■ INPUT ■

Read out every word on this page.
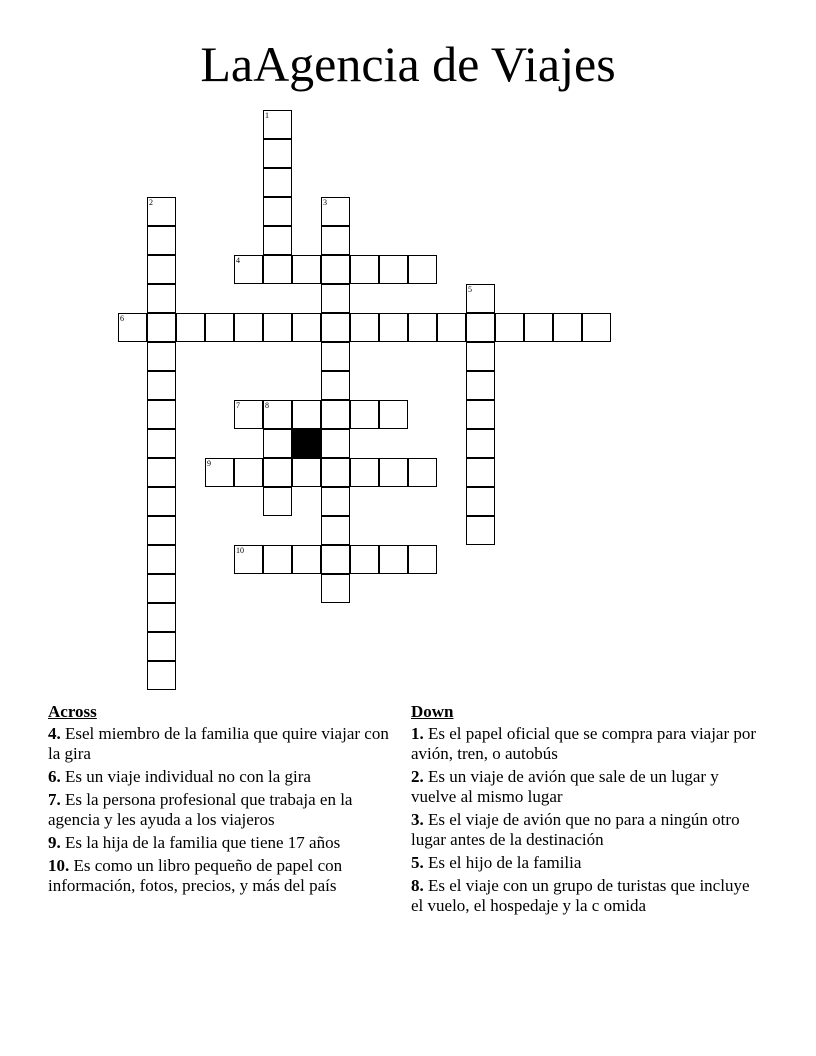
LaAgencia de Viajes
1
2	3
4
5
6
7	8
9
10
Across
4. Esel miembro de la familia que quire viajar con la gira
6. Es un viaje individual no con la gira
7. Es la persona profesional que trabaja en la agencia y les ayuda a los viajeros
9. Es la hija de la familia que tiene 17 años
10. Es como un libro pequeño de papel con información, fotos, precios, y más del país
Down
1. Es el papel oficial que se compra para viajar por avión, tren, o autobús
2. Es un viaje de avión que sale de un lugar y vuelve al mismo lugar
3. Es el viaje de avión que no para a ningún otro lugar antes de la destinación
5. Es el hijo de la familia
8. Es el viaje con un grupo de turistas que incluye el vuelo, el hospedaje y la c omida
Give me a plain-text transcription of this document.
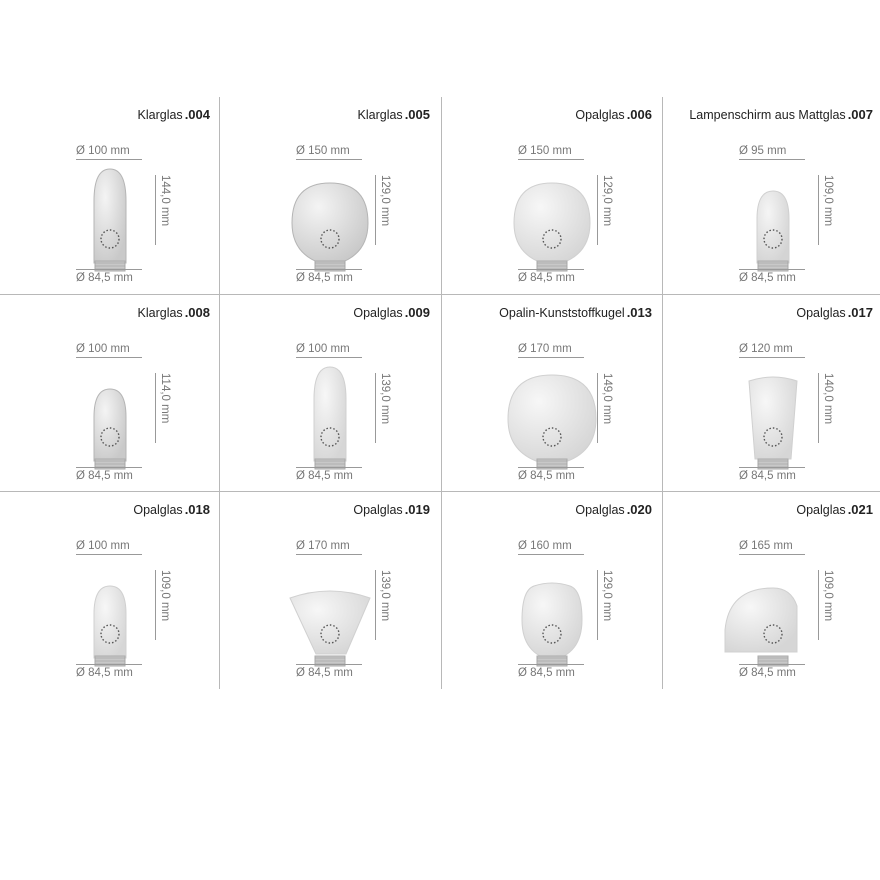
Klarglas .004
Ø 100 mm
144,0 mm
Ø 84,5 mm
Klarglas .005
Ø 150 mm
129,0 mm
Ø 84,5 mm
Opalglas .006
Ø 150 mm
129,0 mm
Ø 84,5 mm
Lampenschirm aus Mattglas .007
Ø 95 mm
109,0 mm
Ø 84,5 mm
Klarglas .008
Ø 100 mm
114,0 mm
Ø 84,5 mm
Opalglas .009
Ø 100 mm
139,0 mm
Ø 84,5 mm
Opalin-Kunststoffkugel .013
Ø 170 mm
149,0 mm
Ø 84,5 mm
Opalglas .017
Ø 120 mm
140,0 mm
Ø 84,5 mm
Opalglas .018
Ø 100 mm
109,0 mm
Ø 84,5 mm
Opalglas .019
Ø 170 mm
139,0 mm
Ø 84,5 mm
Opalglas .020
Ø 160 mm
129,0 mm
Ø 84,5 mm
Opalglas .021
Ø 165 mm
109,0 mm
Ø 84,5 mm
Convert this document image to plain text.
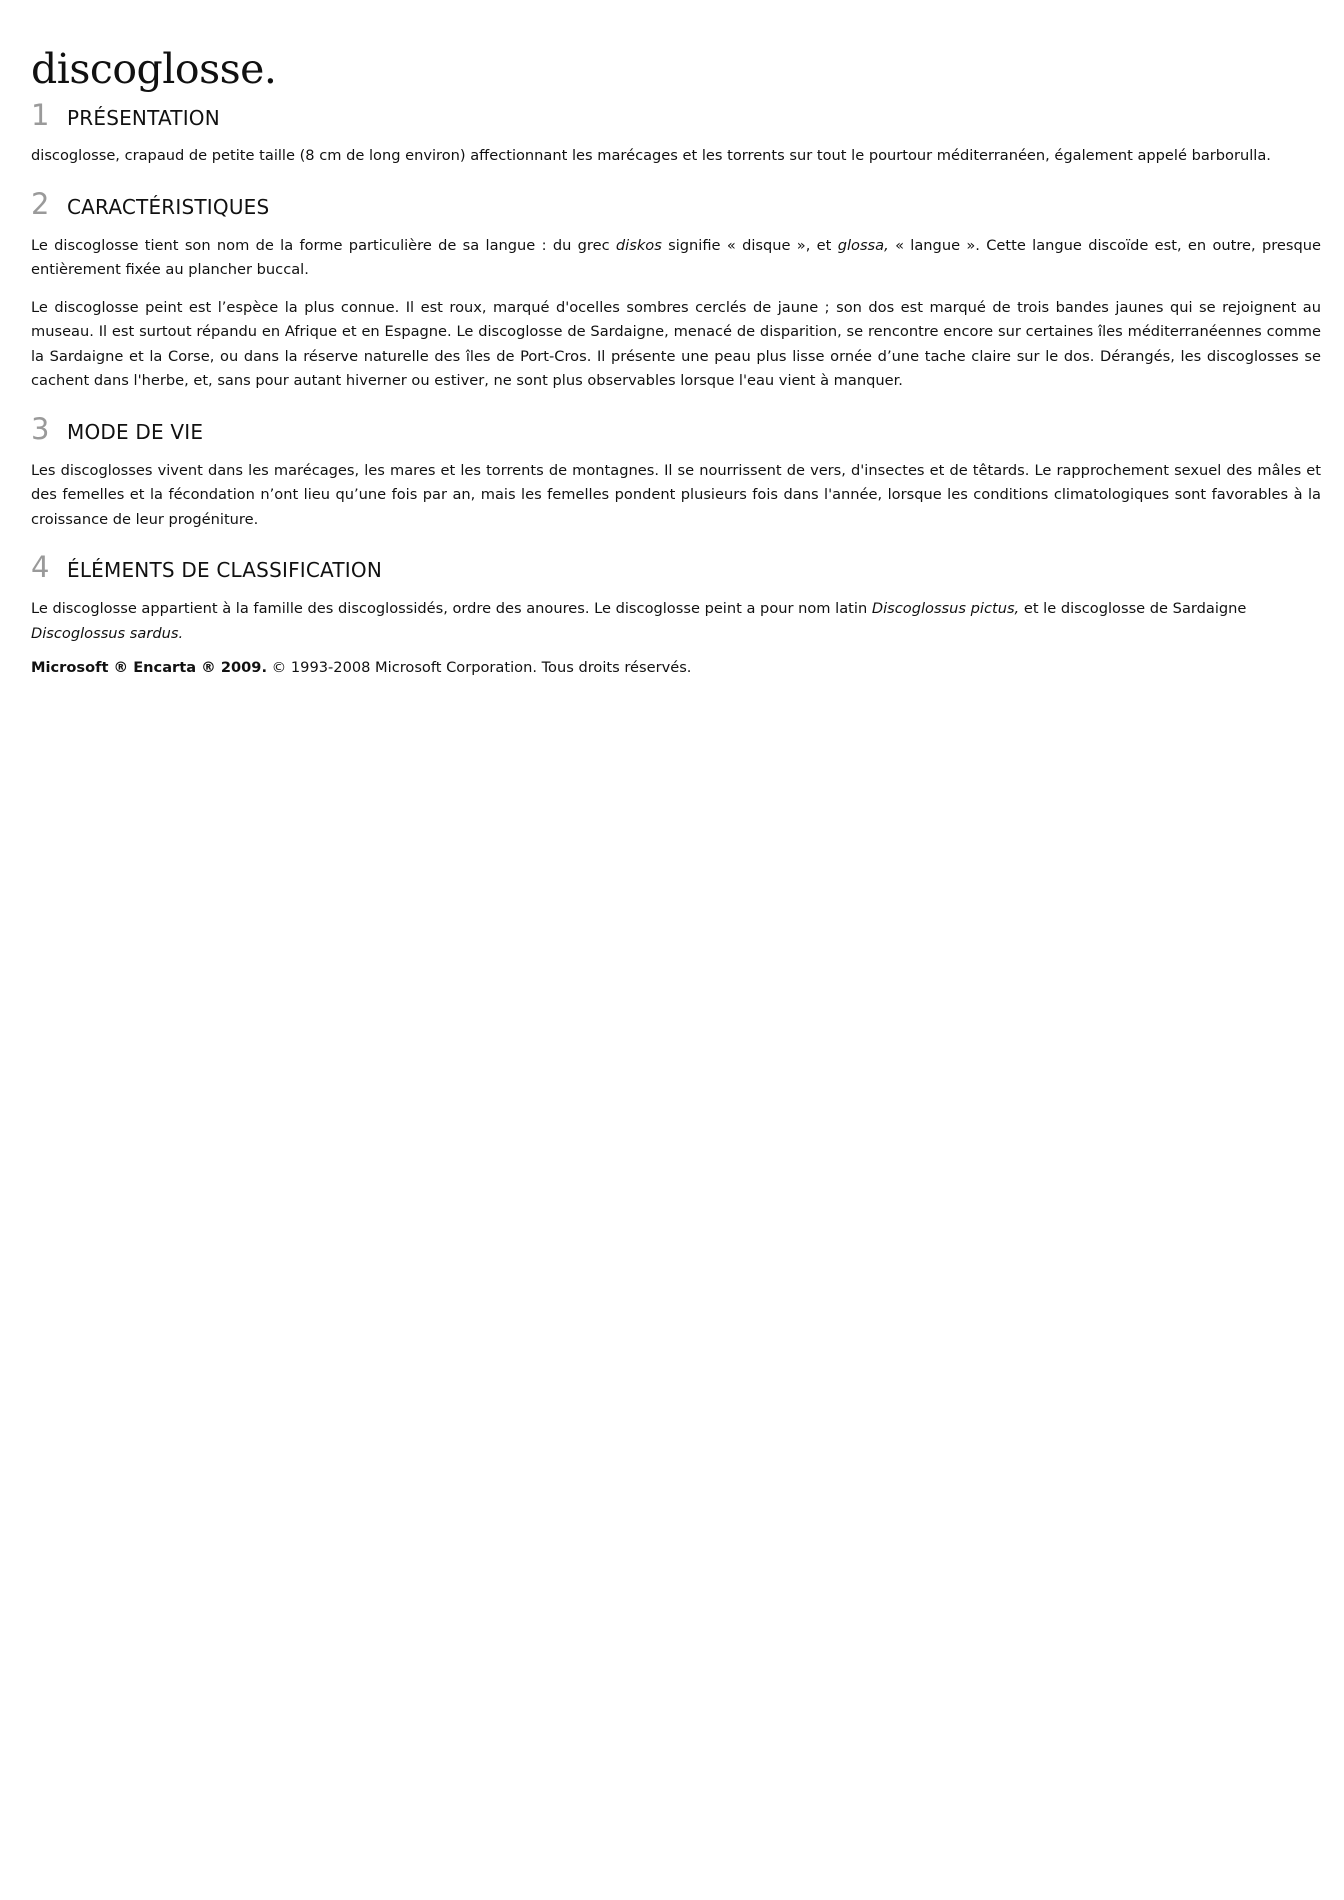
discoglosse.
1 PRÉSENTATION

discoglosse, crapaud de petite taille (8 cm de long environ) affectionnant les marécages et les torrents sur tout le pourtour méditerranéen, également appelé barborulla.

2 CARACTÉRISTIQUES

Le discoglosse tient son nom de la forme particulière de sa langue : du grec diskos signifie « disque », et glossa, « langue ». Cette langue discoïde est, en outre, presque entièrement fixée au plancher buccal.

Le discoglosse peint est l’espèce la plus connue. Il est roux, marqué d'ocelles sombres cerclés de jaune ; son dos est marqué de trois bandes jaunes qui se rejoignent au museau. Il est surtout répandu en Afrique et en Espagne. Le discoglosse de Sardaigne, menacé de disparition, se rencontre encore sur certaines îles méditerranéennes comme la Sardaigne et la Corse, ou dans la réserve naturelle des îles de Port-Cros. Il présente une peau plus lisse ornée d’une tache claire sur le dos. Dérangés, les discoglosses se cachent dans l'herbe, et, sans pour autant hiverner ou estiver, ne sont plus observables lorsque l'eau vient à manquer.

3 MODE DE VIE

Les discoglosses vivent dans les marécages, les mares et les torrents de montagnes. Il se nourrissent de vers, d'insectes et de têtards. Le rapprochement sexuel des mâles et des femelles et la fécondation n’ont lieu qu’une fois par an, mais les femelles pondent plusieurs fois dans l'année, lorsque les conditions climatologiques sont favorables à la croissance de leur progéniture.

4 ÉLÉMENTS DE CLASSIFICATION

Le discoglosse appartient à la famille des discoglossidés, ordre des anoures. Le discoglosse peint a pour nom latin Discoglossus pictus, et le discoglosse de Sardaigne Discoglossus sardus.

Microsoft ® Encarta ® 2009. © 1993-2008 Microsoft Corporation. Tous droits réservés.
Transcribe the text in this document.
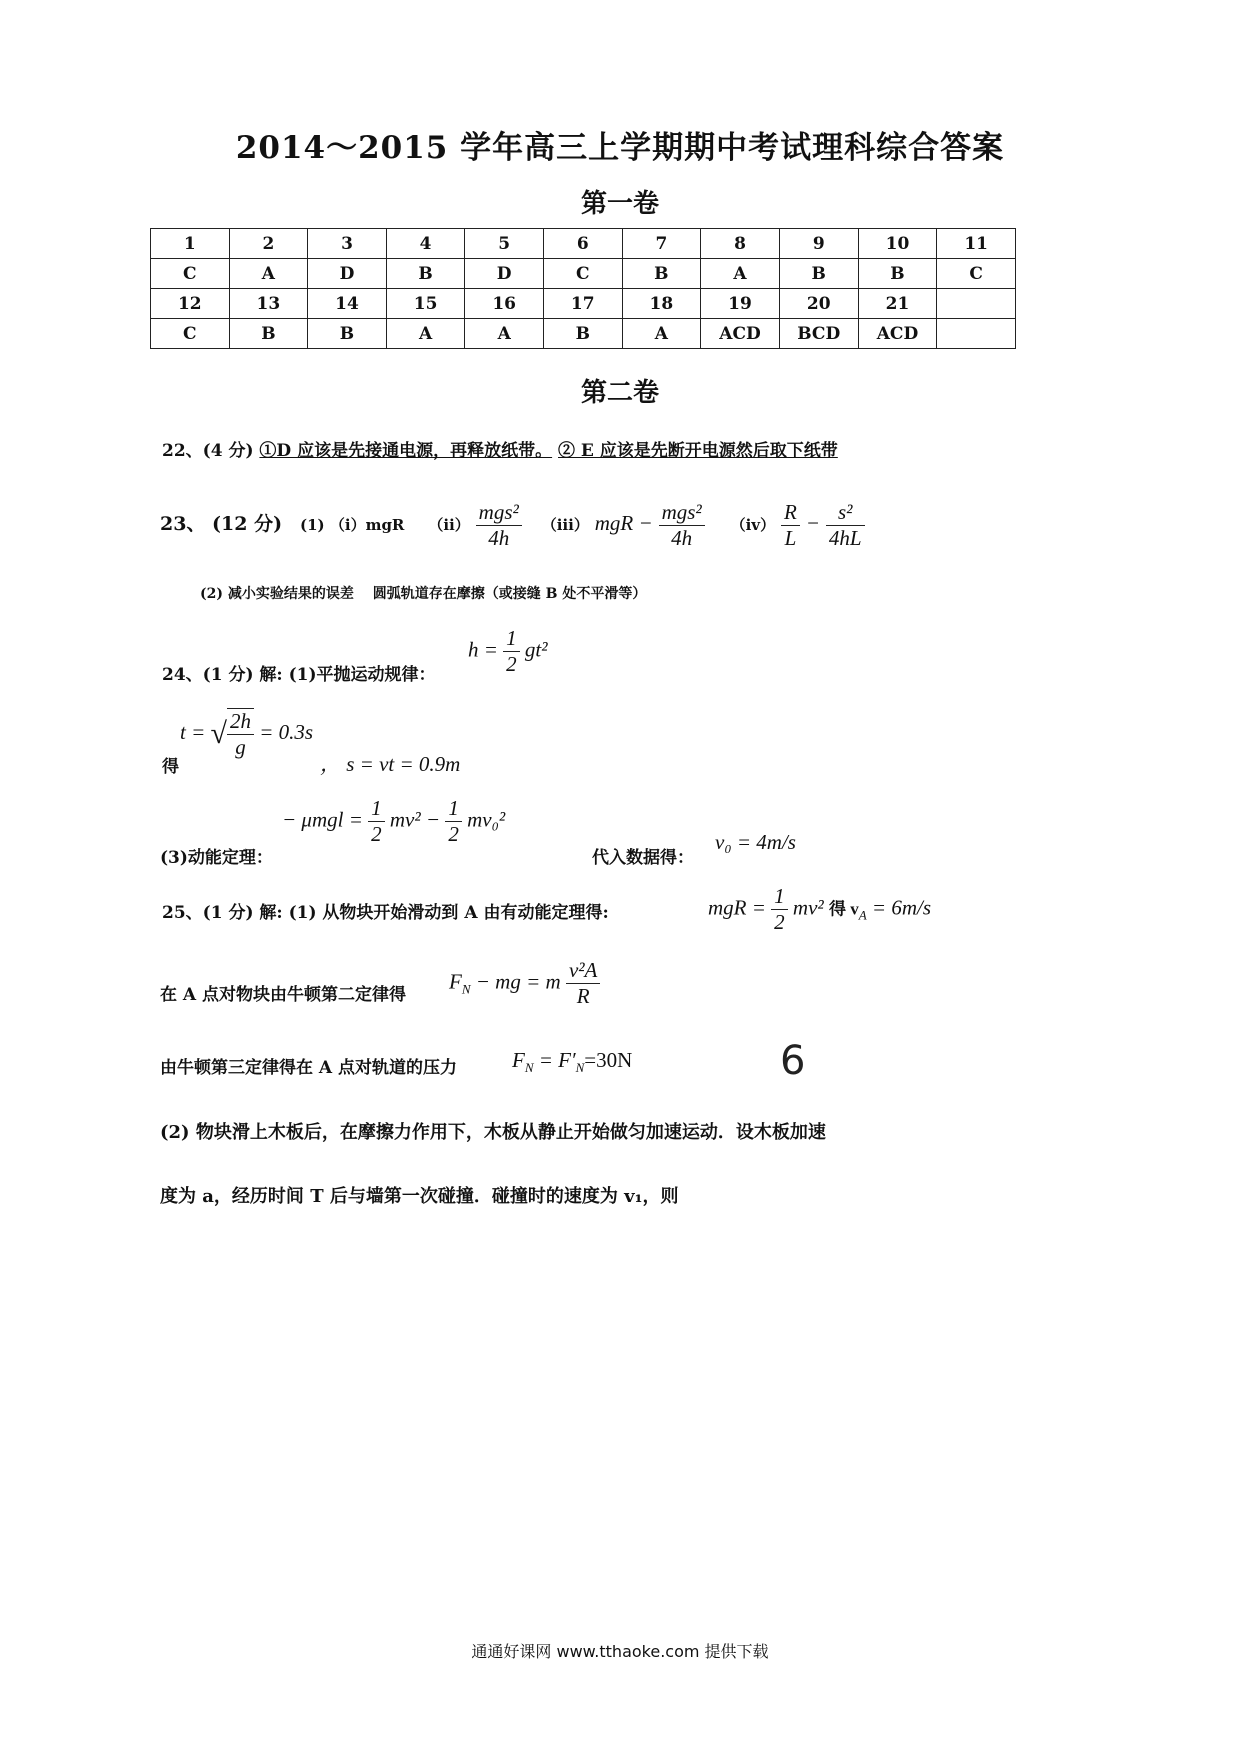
2014～2015 学年高三上学期期中考试理科综合答案
第一卷
1	2	3	4	5	6	7	8	9	10	11
C	A	D	B	D	C	B	A	B	B	C
12	13	14	15	16	17	18	19	20	21	
C	B	B	A	A	B	A	ACD	BCD	ACD	
第二卷
22、(4 分) ①D 应该是先接通电源，再释放纸带。 ② E 应该是先断开电源然后取下纸带
23、 (12 分) (1) （ⅰ）mgR （ⅱ） $\frac{\text{mgs²}}{4h}$ （ⅲ） mgR − $\frac{\text{mgs²}}{4h}$ （ⅳ） $\frac{R}{L} - \frac{\text{s²}}{4hL}$
(2) 减小实验结果的误差　 圆弧轨道存在摩擦（或接缝 B 处不平滑等）
$h = \frac{1}{2} gt^2$
24、(1 分) 解: (1)平抛运动规律：
t = √ $\frac{2h}{g} = 0.3s$
得	， s = vt = 0.9m
− $\mu mgl = \frac{1}{2} mv^2 - \frac{1}{2} mv_0^2$
(3)动能定理：	代入数据得：
v₀ = 4m/s
25、(1 分) 解: (1) 从物块开始滑动到 A 由有动能定理得:	mgR = $\frac{1}{2} mv^2$ 得 $v_A = 6m/s$
在 A 点对物块由牛顿第二定律得
$F_N$ − mg = m $\frac{\text{v²A}}{R}$
由牛顿第三定律得在 A 点对轨道的压力	$F_N = F'_N=30N$	6
(2) 物块滑上木板后，在摩擦力作用下，木板从静止开始做匀加速运动．设木板加速
度为 a，经历时间 T 后与墙第一次碰撞．碰撞时的速度为 v₁，则
通通好课网 www.tthaoke.com 提供下载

■ PROBLEM TO SOLVE ■
Count the lines in the records above that hold the word "Opalglas", and give only that number.

■ CORRECT RESPONSE ■
7